(EXERCISE DIRECTIONS) In the listing below, identify each line with the word "company" and return those lines.

(Extracts from a graphics dataset)

........

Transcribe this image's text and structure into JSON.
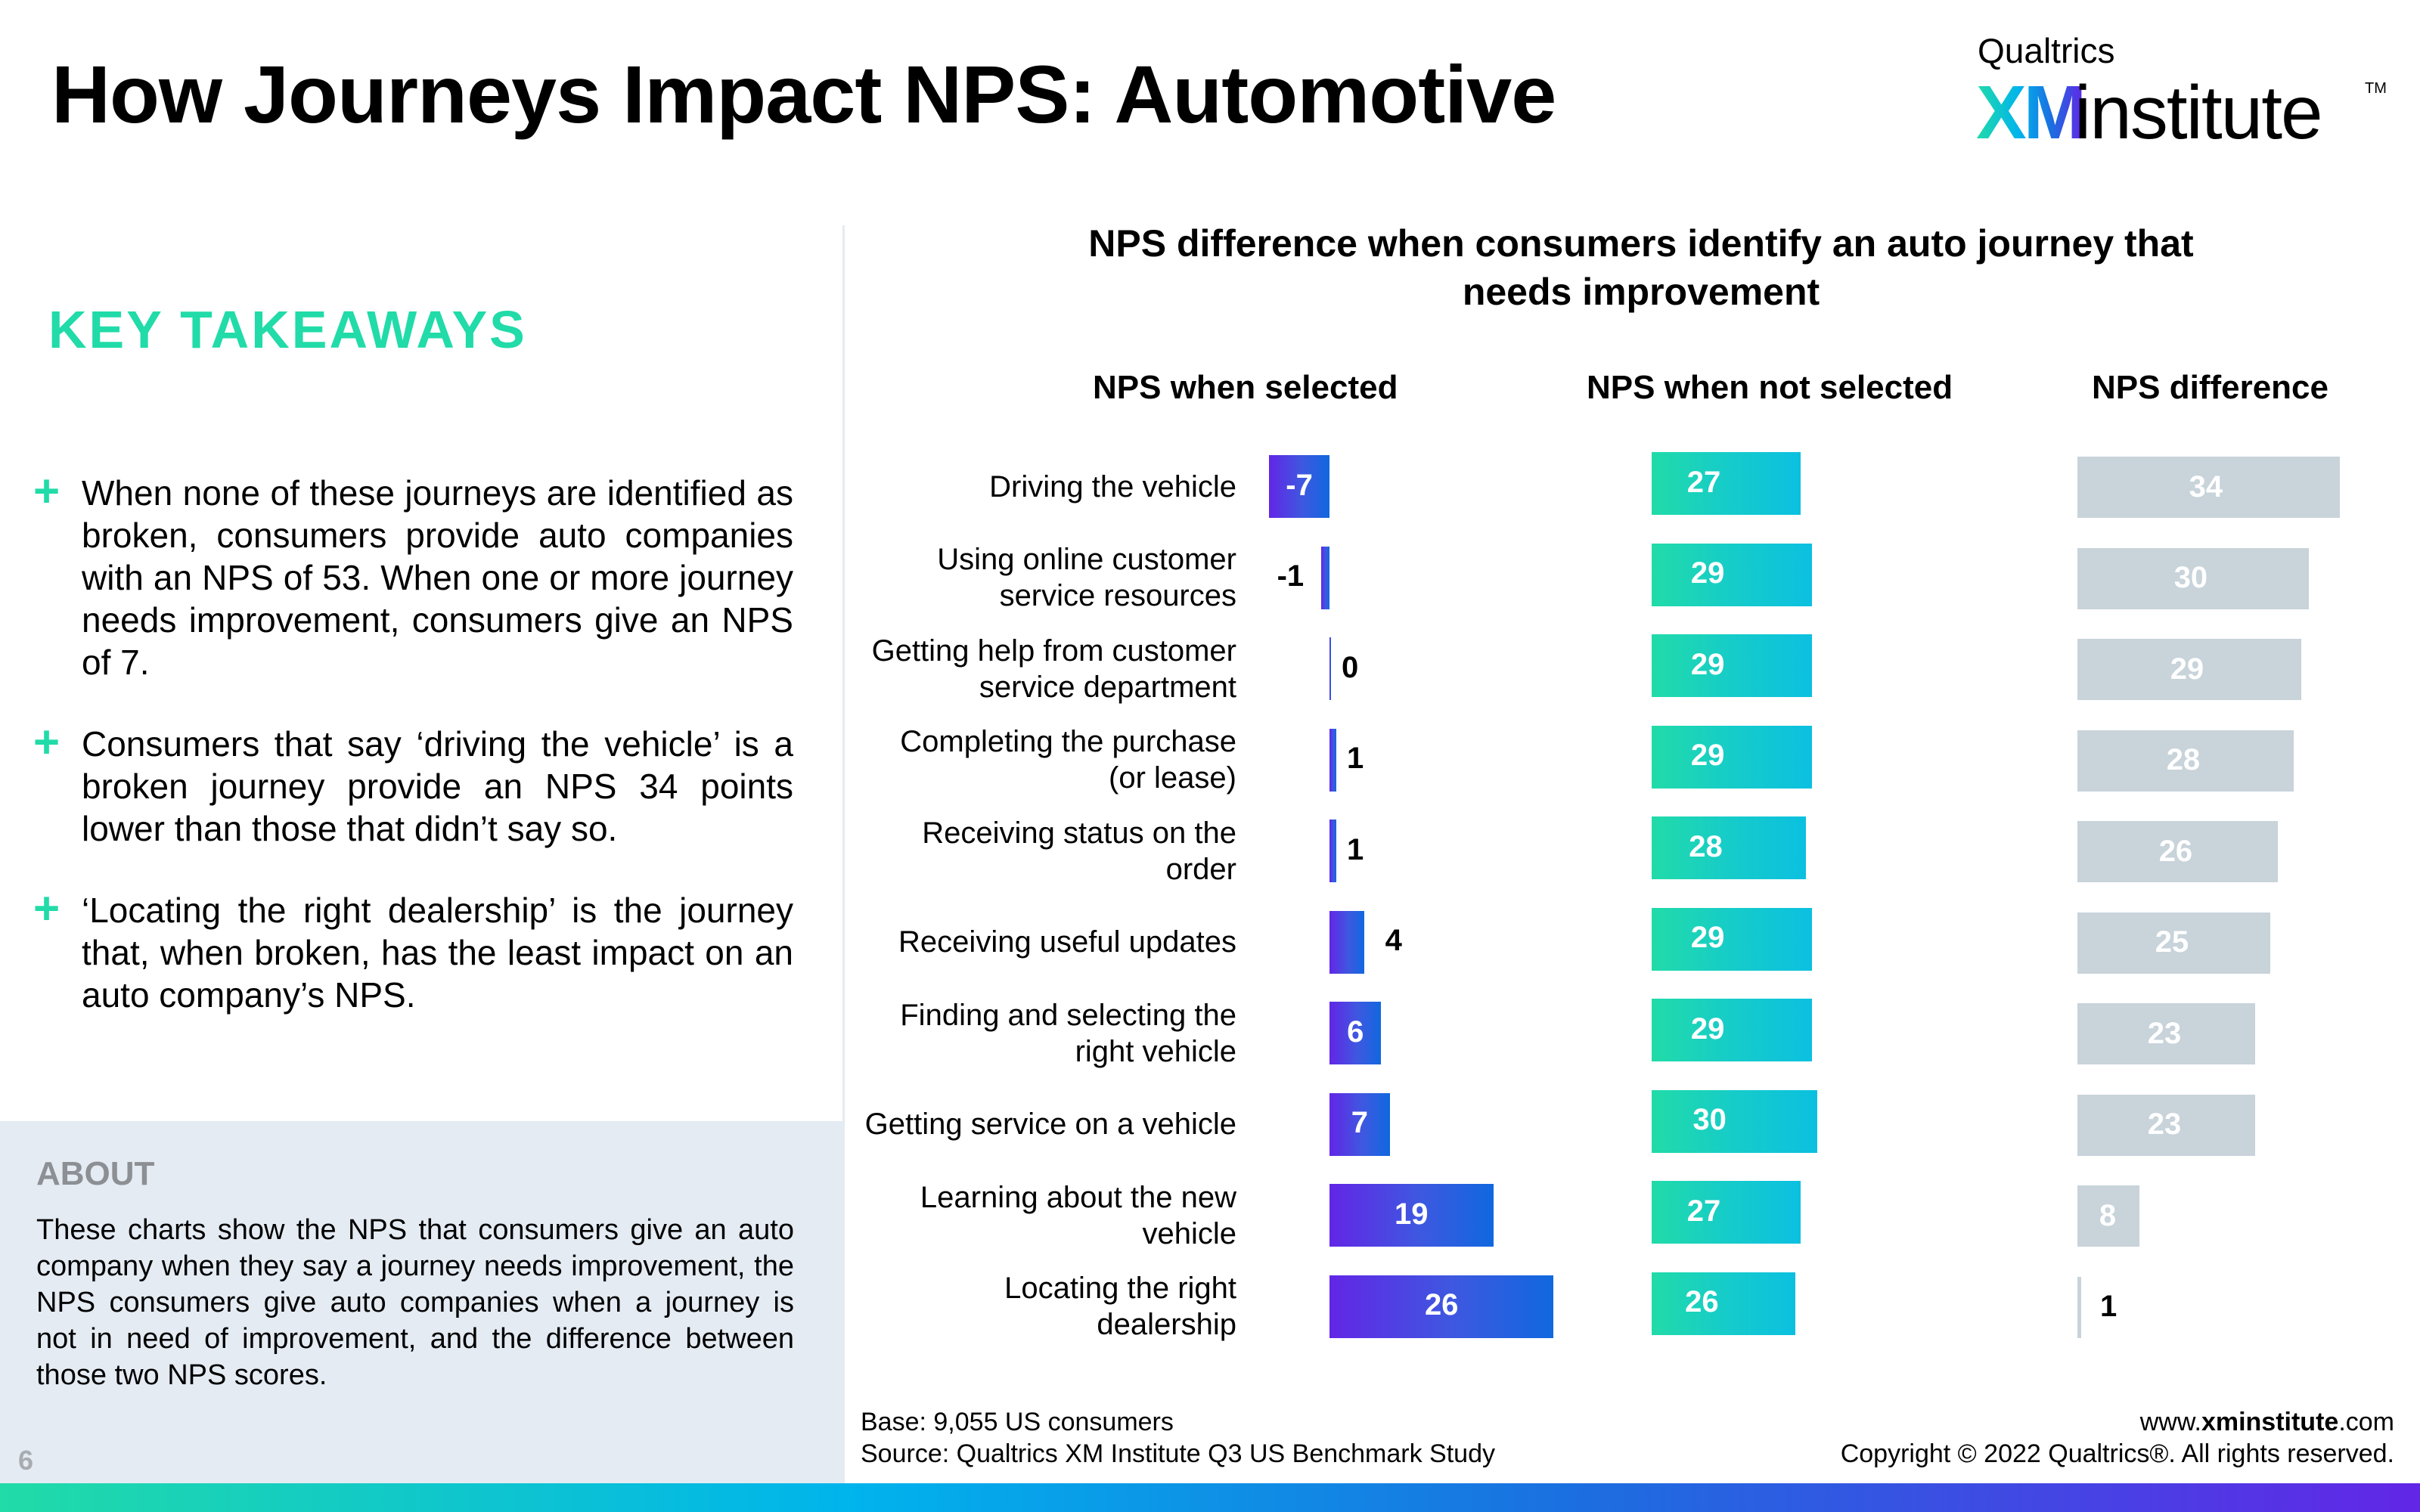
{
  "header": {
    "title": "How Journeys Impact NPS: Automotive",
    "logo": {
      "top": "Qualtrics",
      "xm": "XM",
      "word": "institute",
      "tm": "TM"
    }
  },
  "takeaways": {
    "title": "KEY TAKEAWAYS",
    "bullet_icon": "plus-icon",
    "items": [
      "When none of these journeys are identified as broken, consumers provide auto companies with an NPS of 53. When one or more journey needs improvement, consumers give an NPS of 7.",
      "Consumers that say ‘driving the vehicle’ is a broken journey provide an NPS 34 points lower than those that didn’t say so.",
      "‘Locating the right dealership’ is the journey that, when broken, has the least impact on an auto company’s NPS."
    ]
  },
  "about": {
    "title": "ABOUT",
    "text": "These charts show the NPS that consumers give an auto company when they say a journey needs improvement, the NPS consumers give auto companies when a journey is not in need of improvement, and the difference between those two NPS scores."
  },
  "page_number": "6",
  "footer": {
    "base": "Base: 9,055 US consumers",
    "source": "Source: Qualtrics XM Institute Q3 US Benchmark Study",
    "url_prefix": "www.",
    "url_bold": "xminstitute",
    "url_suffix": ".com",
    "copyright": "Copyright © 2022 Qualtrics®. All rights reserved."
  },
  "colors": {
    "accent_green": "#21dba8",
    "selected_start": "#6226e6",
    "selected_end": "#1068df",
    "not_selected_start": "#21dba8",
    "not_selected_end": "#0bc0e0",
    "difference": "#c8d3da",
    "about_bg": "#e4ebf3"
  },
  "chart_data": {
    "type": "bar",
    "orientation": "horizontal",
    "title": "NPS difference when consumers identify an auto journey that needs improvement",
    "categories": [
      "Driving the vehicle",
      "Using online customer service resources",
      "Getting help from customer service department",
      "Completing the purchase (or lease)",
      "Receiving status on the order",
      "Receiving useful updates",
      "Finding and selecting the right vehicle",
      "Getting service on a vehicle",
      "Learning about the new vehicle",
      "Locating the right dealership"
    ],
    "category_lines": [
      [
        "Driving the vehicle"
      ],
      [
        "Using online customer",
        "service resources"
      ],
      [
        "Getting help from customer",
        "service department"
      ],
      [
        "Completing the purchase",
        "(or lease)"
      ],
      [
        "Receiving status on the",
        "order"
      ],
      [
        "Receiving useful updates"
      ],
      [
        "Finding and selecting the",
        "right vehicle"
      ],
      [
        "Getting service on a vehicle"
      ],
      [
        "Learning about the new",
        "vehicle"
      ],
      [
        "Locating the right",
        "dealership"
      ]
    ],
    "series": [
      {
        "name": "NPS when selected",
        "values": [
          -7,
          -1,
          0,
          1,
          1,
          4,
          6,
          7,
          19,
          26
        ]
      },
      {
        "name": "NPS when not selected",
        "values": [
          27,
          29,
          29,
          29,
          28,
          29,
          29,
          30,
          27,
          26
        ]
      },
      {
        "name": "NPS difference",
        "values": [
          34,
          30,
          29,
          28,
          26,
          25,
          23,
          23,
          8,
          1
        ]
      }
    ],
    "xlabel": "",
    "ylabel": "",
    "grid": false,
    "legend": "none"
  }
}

........

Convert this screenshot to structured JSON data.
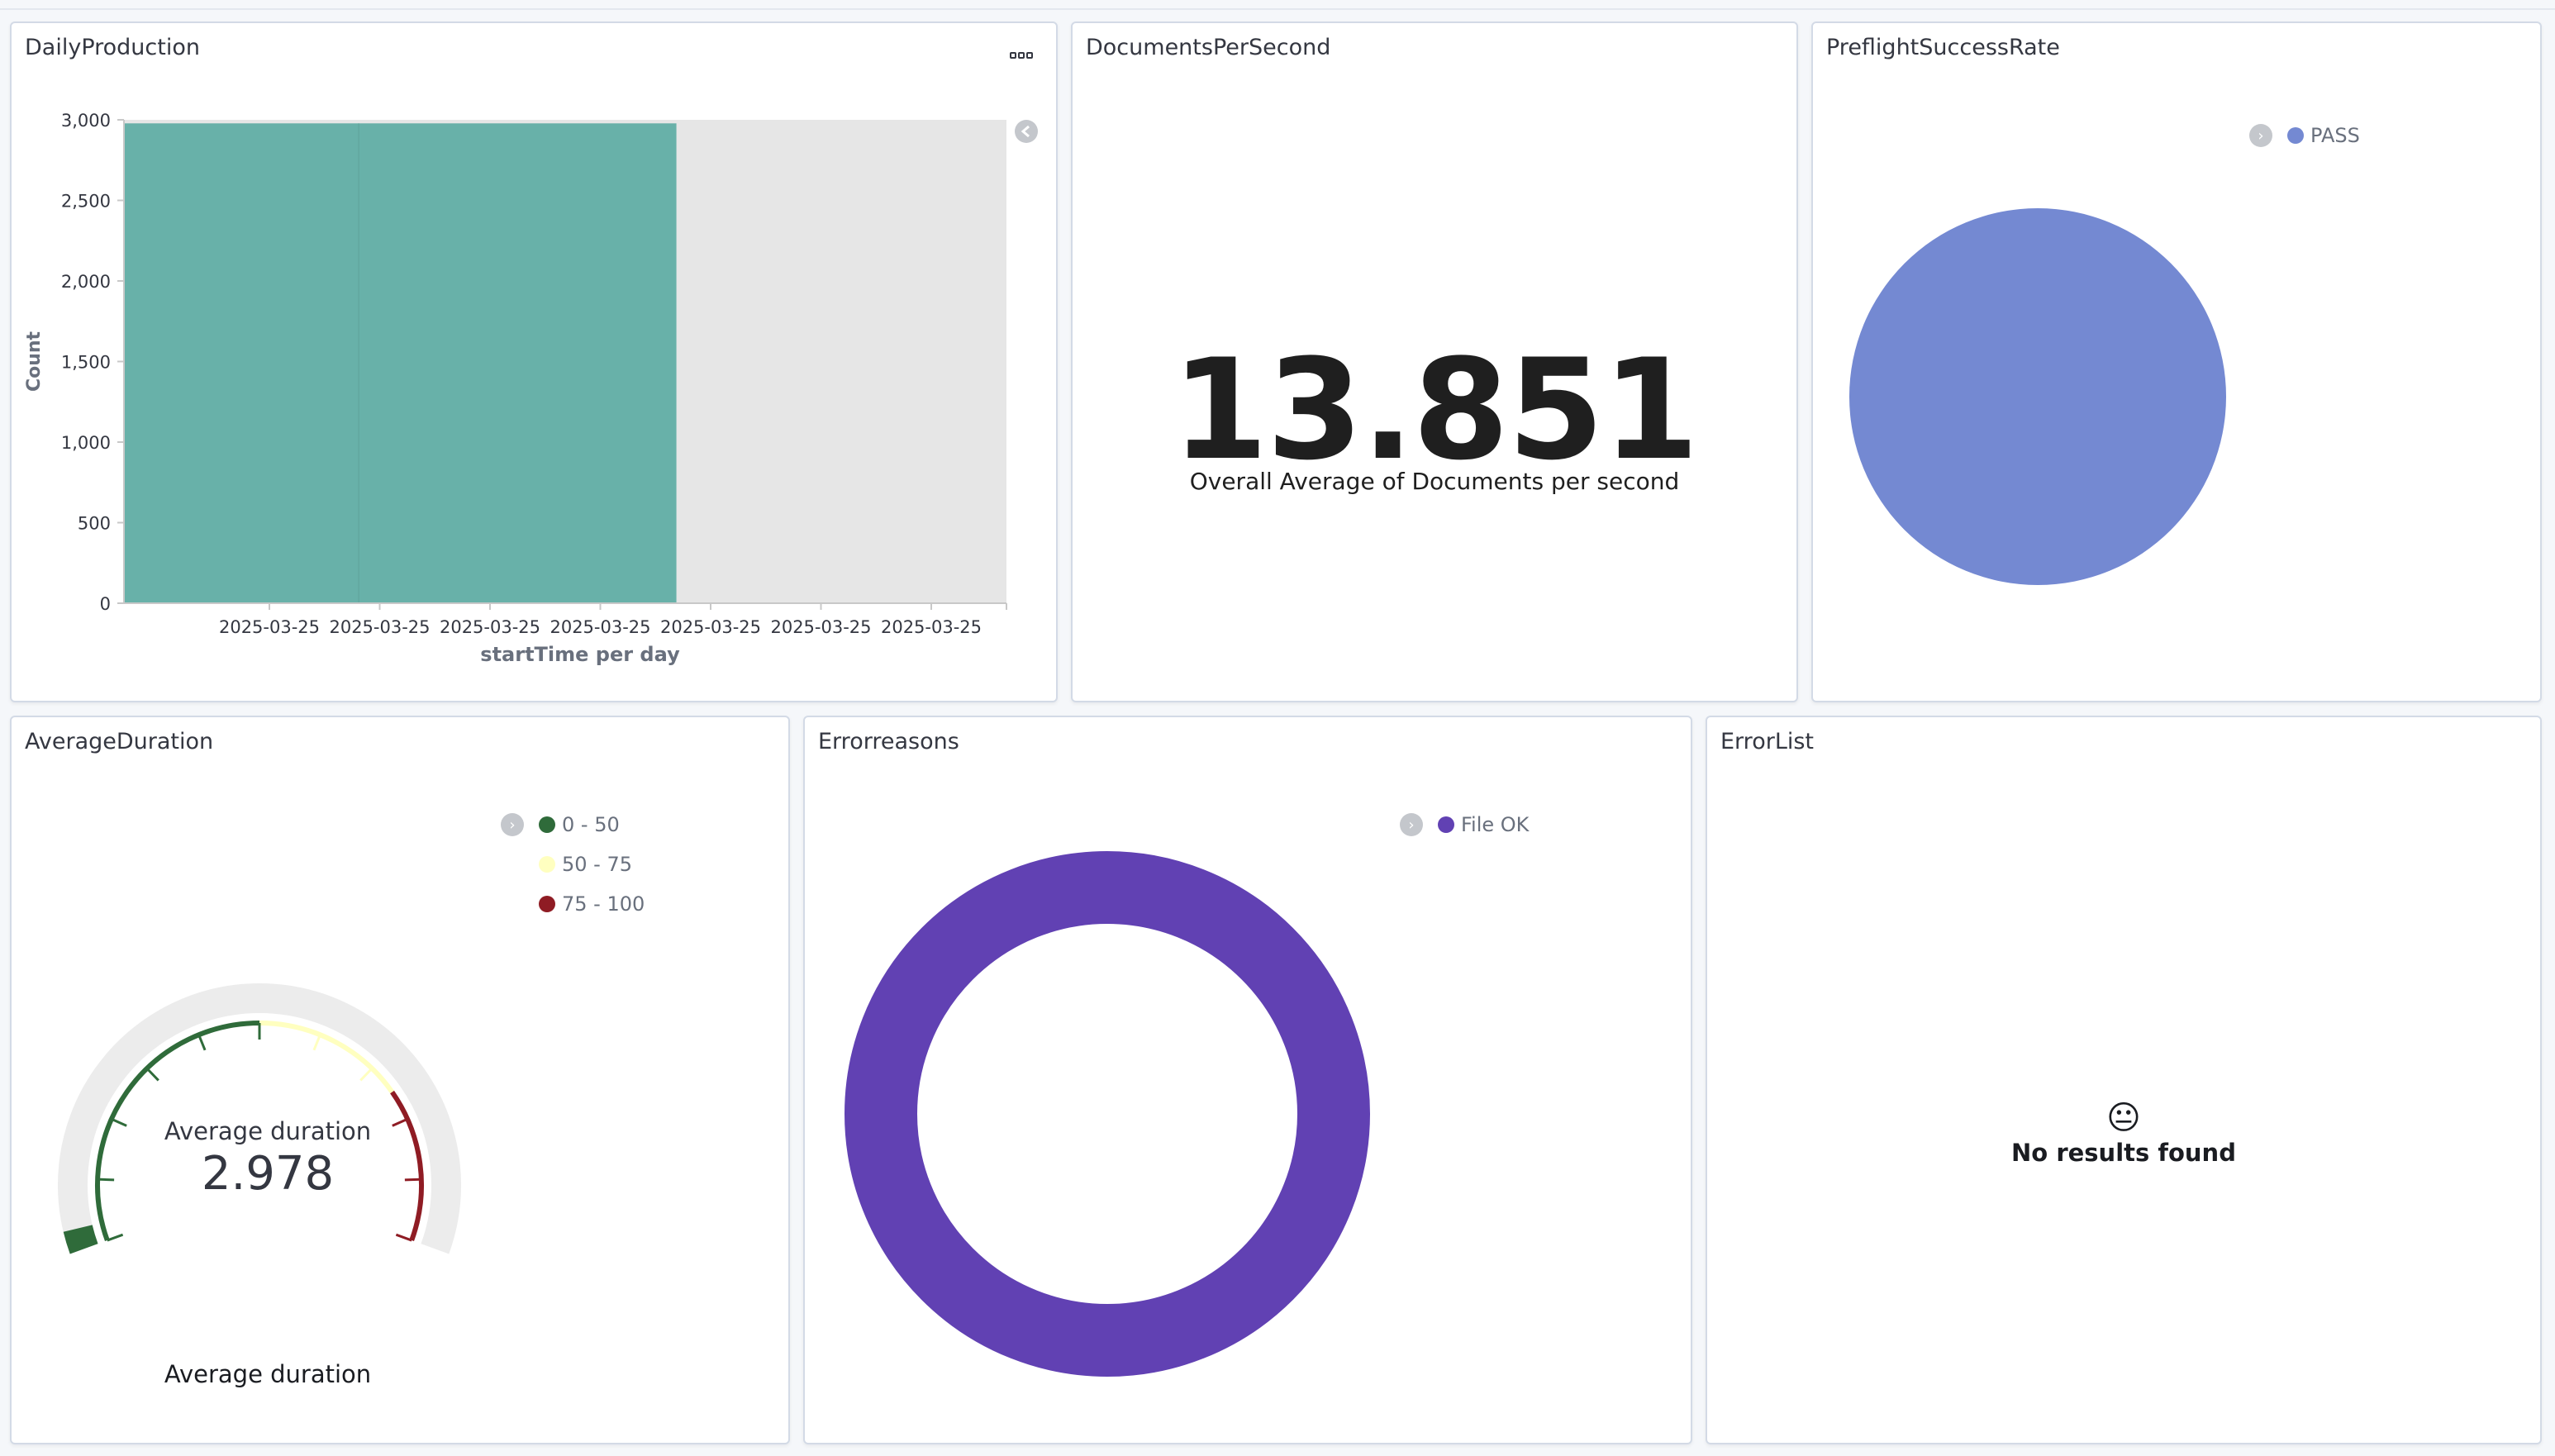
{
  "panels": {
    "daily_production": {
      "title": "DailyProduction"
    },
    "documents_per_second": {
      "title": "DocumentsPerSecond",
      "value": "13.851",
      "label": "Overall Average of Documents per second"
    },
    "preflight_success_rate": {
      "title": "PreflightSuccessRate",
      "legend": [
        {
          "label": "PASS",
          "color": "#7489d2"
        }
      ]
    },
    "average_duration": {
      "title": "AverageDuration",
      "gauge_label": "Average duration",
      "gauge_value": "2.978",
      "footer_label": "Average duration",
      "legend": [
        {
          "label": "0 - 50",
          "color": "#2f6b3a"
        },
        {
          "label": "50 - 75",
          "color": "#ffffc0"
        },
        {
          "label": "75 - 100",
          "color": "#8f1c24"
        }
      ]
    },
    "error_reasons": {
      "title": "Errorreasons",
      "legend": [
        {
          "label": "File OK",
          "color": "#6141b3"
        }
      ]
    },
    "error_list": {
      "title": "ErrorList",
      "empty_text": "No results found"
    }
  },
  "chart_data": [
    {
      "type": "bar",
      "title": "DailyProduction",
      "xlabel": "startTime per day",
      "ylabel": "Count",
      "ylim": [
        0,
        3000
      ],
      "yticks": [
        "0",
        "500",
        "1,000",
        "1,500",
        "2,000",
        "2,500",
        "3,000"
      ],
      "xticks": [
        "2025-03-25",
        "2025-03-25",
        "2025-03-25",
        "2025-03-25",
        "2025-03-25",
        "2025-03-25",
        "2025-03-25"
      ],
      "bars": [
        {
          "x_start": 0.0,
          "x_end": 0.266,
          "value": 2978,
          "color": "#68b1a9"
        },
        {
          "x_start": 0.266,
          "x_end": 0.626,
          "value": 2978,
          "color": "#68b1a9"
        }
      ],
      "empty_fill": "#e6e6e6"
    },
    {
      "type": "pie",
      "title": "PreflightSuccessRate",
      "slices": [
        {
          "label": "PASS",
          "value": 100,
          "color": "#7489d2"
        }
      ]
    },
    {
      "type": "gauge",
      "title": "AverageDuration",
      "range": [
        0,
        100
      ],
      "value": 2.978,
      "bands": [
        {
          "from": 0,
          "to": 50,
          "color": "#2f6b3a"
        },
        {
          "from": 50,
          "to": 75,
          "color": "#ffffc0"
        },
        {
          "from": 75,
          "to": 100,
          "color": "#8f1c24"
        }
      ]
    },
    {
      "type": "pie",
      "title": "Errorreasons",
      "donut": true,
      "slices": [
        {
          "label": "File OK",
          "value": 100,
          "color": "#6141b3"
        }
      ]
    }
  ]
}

........

(COMPLETE RESPONSE)
      "‘Locating the right dealership’ is the journey that, when broken, has the least impact on an auto company’s NPS."
    "text": "These charts show the NPS that consumers give an auto company when they say a journey needs improvement, the NPS consumers give auto companies when a journey is not in need of improvement, and the difference between those two NPS scores."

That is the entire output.